(Data excerpts)
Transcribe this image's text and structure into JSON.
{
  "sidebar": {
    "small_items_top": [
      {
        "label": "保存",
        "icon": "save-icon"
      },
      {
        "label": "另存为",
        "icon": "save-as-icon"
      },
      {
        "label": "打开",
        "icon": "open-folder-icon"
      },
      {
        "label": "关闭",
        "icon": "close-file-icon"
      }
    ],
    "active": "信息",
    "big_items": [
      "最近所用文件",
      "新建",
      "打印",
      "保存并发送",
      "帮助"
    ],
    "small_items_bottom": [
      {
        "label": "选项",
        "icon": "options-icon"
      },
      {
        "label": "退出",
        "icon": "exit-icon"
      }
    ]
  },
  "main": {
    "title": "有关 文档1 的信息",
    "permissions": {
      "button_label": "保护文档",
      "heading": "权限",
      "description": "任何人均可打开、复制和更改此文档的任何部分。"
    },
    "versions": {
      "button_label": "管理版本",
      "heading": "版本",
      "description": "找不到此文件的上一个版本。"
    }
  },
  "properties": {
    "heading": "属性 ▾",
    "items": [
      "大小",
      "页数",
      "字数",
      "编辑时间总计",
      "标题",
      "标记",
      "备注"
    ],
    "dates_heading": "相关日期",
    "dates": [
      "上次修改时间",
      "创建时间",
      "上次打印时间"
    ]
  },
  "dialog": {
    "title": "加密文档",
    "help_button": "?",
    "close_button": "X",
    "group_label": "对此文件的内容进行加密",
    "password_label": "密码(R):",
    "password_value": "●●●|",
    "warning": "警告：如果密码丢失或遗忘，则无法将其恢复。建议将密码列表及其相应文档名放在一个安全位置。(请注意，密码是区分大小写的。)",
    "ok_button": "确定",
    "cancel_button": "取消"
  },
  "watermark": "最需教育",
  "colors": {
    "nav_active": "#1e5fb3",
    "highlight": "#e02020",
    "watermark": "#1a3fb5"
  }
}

...

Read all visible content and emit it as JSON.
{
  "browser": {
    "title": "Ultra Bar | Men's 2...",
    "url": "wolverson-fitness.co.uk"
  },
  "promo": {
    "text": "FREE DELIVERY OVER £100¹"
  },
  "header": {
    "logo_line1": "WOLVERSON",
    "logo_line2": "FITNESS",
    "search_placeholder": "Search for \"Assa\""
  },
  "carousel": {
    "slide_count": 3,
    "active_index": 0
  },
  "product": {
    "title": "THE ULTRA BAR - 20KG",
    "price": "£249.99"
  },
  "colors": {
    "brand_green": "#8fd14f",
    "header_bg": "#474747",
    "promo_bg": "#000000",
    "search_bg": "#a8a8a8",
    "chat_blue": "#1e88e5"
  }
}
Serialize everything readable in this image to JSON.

(REQUIRED TASK): Reply with one number only: the count of lines in the entries that contain "icon".

(CORRECT ANSWER): 6